# Goal:
Find every line with "this" in it, then report how many there are and nothing more.

# Listed entries:
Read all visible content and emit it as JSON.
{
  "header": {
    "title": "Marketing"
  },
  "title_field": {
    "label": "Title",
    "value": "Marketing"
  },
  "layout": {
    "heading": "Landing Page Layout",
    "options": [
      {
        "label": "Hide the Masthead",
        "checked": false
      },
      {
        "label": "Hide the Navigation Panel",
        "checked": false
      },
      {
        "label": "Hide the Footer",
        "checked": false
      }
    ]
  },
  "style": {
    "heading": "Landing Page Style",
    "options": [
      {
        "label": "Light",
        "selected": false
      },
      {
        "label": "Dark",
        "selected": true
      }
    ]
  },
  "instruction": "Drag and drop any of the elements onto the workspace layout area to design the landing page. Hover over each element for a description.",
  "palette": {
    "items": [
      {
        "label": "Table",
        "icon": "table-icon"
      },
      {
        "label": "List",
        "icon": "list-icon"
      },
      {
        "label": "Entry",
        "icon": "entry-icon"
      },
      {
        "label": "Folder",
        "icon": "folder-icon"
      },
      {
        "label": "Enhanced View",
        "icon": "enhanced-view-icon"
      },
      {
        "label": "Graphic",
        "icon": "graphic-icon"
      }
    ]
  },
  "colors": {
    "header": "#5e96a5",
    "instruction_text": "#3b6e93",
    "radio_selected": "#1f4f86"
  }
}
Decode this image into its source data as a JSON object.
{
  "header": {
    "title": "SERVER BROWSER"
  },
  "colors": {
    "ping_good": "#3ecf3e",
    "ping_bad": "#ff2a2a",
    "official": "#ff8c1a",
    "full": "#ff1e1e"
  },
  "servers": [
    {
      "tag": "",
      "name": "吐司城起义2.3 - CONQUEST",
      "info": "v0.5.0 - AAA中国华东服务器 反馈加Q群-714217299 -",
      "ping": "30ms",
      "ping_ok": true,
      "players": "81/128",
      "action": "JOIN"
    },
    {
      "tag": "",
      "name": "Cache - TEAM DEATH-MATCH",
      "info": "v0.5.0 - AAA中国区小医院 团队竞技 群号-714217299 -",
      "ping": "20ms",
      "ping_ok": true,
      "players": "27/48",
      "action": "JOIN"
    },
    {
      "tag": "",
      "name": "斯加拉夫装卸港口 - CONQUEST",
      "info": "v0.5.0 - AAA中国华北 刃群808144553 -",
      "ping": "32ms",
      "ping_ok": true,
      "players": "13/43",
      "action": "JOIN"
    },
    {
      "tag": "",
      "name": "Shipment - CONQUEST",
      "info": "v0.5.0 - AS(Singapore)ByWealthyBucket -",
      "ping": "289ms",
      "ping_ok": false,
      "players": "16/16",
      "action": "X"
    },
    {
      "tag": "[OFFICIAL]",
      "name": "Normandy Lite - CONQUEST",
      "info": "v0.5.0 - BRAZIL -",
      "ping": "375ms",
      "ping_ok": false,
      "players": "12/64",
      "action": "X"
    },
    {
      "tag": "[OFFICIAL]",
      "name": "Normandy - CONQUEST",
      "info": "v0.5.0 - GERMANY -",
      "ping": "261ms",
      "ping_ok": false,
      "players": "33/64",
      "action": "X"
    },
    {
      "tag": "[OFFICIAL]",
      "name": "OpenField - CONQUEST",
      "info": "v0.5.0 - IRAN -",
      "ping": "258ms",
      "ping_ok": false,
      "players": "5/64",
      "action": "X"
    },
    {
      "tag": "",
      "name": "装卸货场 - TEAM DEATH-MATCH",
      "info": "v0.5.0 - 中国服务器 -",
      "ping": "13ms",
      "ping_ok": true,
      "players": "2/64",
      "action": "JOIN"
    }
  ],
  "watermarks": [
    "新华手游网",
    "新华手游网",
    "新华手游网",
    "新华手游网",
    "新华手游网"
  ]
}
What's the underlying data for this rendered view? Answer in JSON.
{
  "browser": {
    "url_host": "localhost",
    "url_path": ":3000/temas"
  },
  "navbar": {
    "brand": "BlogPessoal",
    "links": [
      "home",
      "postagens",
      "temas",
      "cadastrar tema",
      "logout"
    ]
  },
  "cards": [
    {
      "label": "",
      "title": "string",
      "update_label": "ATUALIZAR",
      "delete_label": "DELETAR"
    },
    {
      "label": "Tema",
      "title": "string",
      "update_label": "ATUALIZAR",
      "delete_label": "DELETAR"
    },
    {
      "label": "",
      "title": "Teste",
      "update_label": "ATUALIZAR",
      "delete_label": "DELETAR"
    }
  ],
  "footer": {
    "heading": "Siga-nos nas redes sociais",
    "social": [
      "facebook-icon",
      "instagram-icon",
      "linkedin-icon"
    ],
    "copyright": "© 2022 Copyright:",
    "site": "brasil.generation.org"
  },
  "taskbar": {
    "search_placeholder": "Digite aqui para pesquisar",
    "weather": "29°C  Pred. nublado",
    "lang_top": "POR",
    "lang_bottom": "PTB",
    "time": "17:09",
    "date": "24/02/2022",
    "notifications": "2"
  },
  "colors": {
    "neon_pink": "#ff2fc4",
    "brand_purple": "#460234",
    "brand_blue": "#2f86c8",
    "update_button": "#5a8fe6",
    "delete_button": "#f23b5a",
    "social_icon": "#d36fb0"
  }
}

# Answer for the task:
2